THE DATA =>

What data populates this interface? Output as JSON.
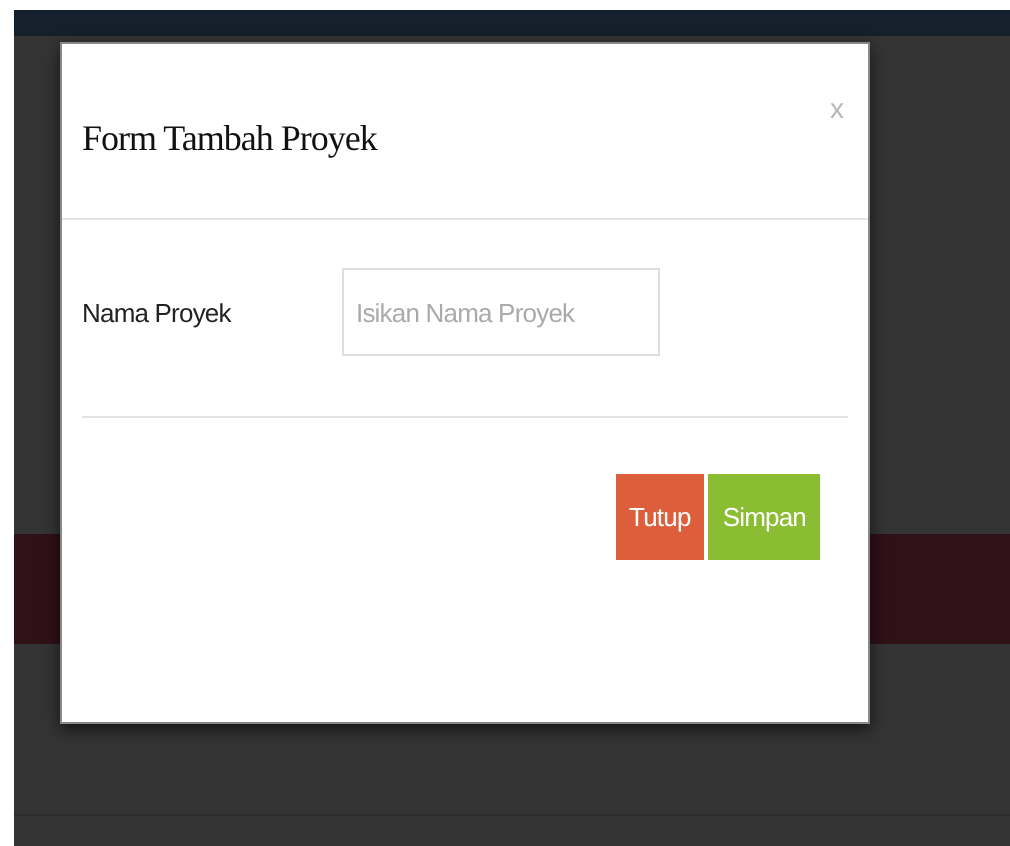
{
  "modal": {
    "title": "Form Tambah Proyek",
    "close": "x",
    "fields": [
      {
        "label": "Nama Proyek",
        "placeholder": "Isikan Nama Proyek"
      }
    ],
    "buttons": [
      {
        "label": "Tutup",
        "kind": "danger"
      },
      {
        "label": "Simpan",
        "kind": "success"
      }
    ]
  }
}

SET EXERCISE => All of the data above should be quoted exactly, except for the pictures.

RESPONSE TO THE EXERCISE =>
What data populates this interface? Output as JSON.
{
  "modal": {
    "title": "Form Tambah Proyek",
    "close": "x",
    "fields": [
      {
        "label": "Nama Proyek",
        "placeholder": "Isikan Nama Proyek"
      }
    ],
    "buttons": [
      {
        "label": "Tutup",
        "kind": "danger"
      },
      {
        "label": "Simpan",
        "kind": "success"
      }
    ]
  }
}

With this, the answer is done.